Items from a data source
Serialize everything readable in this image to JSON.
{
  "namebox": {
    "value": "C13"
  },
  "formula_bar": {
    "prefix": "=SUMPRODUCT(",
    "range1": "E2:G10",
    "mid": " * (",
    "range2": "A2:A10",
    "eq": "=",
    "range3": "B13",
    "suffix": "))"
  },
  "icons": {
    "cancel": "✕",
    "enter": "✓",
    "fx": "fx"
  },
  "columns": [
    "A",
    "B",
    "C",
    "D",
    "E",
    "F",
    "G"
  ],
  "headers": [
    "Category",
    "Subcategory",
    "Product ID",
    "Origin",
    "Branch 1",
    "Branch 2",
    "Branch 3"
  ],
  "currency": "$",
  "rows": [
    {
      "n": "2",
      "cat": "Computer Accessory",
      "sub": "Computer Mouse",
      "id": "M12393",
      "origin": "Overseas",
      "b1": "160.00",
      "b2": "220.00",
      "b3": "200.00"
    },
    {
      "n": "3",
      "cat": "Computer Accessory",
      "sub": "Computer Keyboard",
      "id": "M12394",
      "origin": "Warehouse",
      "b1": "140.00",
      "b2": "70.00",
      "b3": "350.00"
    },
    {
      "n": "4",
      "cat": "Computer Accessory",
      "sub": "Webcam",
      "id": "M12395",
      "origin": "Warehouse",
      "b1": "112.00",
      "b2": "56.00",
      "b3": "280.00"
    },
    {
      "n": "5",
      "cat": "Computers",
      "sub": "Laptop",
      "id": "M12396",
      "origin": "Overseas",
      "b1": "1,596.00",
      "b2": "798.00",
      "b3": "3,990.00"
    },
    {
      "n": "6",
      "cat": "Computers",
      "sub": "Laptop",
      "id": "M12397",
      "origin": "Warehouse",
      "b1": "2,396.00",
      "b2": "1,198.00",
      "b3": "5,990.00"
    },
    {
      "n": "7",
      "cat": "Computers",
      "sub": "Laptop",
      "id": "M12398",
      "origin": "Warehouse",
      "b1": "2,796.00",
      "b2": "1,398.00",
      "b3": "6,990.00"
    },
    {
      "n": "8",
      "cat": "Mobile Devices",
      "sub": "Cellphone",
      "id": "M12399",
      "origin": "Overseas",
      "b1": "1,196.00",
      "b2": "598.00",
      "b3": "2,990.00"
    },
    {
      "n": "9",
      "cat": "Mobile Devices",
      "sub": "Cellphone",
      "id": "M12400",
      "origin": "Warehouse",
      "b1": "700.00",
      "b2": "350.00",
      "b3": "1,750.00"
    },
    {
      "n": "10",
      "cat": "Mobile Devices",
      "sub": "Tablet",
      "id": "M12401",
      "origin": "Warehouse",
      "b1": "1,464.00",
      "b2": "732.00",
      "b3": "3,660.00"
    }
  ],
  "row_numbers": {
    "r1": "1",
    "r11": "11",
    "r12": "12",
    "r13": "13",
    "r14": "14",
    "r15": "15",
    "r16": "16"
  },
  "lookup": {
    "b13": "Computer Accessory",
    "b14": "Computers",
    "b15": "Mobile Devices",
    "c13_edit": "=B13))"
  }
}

__TO BE DONE__: Type out the material again exactly as presented.

__EXERCISE RESPONSE__:
Serialize everything readable in this image to JSON.
{
  "namebox": {
    "value": "C13"
  },
  "formula_bar": {
    "prefix": "=SUMPRODUCT(",
    "range1": "E2:G10",
    "mid": " * (",
    "range2": "A2:A10",
    "eq": "=",
    "range3": "B13",
    "suffix": "))"
  },
  "icons": {
    "cancel": "✕",
    "enter": "✓",
    "fx": "fx"
  },
  "columns": [
    "A",
    "B",
    "C",
    "D",
    "E",
    "F",
    "G"
  ],
  "headers": [
    "Category",
    "Subcategory",
    "Product ID",
    "Origin",
    "Branch 1",
    "Branch 2",
    "Branch 3"
  ],
  "currency": "$",
  "rows": [
    {
      "n": "2",
      "cat": "Computer Accessory",
      "sub": "Computer Mouse",
      "id": "M12393",
      "origin": "Overseas",
      "b1": "160.00",
      "b2": "220.00",
      "b3": "200.00"
    },
    {
      "n": "3",
      "cat": "Computer Accessory",
      "sub": "Computer Keyboard",
      "id": "M12394",
      "origin": "Warehouse",
      "b1": "140.00",
      "b2": "70.00",
      "b3": "350.00"
    },
    {
      "n": "4",
      "cat": "Computer Accessory",
      "sub": "Webcam",
      "id": "M12395",
      "origin": "Warehouse",
      "b1": "112.00",
      "b2": "56.00",
      "b3": "280.00"
    },
    {
      "n": "5",
      "cat": "Computers",
      "sub": "Laptop",
      "id": "M12396",
      "origin": "Overseas",
      "b1": "1,596.00",
      "b2": "798.00",
      "b3": "3,990.00"
    },
    {
      "n": "6",
      "cat": "Computers",
      "sub": "Laptop",
      "id": "M12397",
      "origin": "Warehouse",
      "b1": "2,396.00",
      "b2": "1,198.00",
      "b3": "5,990.00"
    },
    {
      "n": "7",
      "cat": "Computers",
      "sub": "Laptop",
      "id": "M12398",
      "origin": "Warehouse",
      "b1": "2,796.00",
      "b2": "1,398.00",
      "b3": "6,990.00"
    },
    {
      "n": "8",
      "cat": "Mobile Devices",
      "sub": "Cellphone",
      "id": "M12399",
      "origin": "Overseas",
      "b1": "1,196.00",
      "b2": "598.00",
      "b3": "2,990.00"
    },
    {
      "n": "9",
      "cat": "Mobile Devices",
      "sub": "Cellphone",
      "id": "M12400",
      "origin": "Warehouse",
      "b1": "700.00",
      "b2": "350.00",
      "b3": "1,750.00"
    },
    {
      "n": "10",
      "cat": "Mobile Devices",
      "sub": "Tablet",
      "id": "M12401",
      "origin": "Warehouse",
      "b1": "1,464.00",
      "b2": "732.00",
      "b3": "3,660.00"
    }
  ],
  "row_numbers": {
    "r1": "1",
    "r11": "11",
    "r12": "12",
    "r13": "13",
    "r14": "14",
    "r15": "15",
    "r16": "16"
  },
  "lookup": {
    "b13": "Computer Accessory",
    "b14": "Computers",
    "b15": "Mobile Devices",
    "c13_edit": "=B13))"
  }
}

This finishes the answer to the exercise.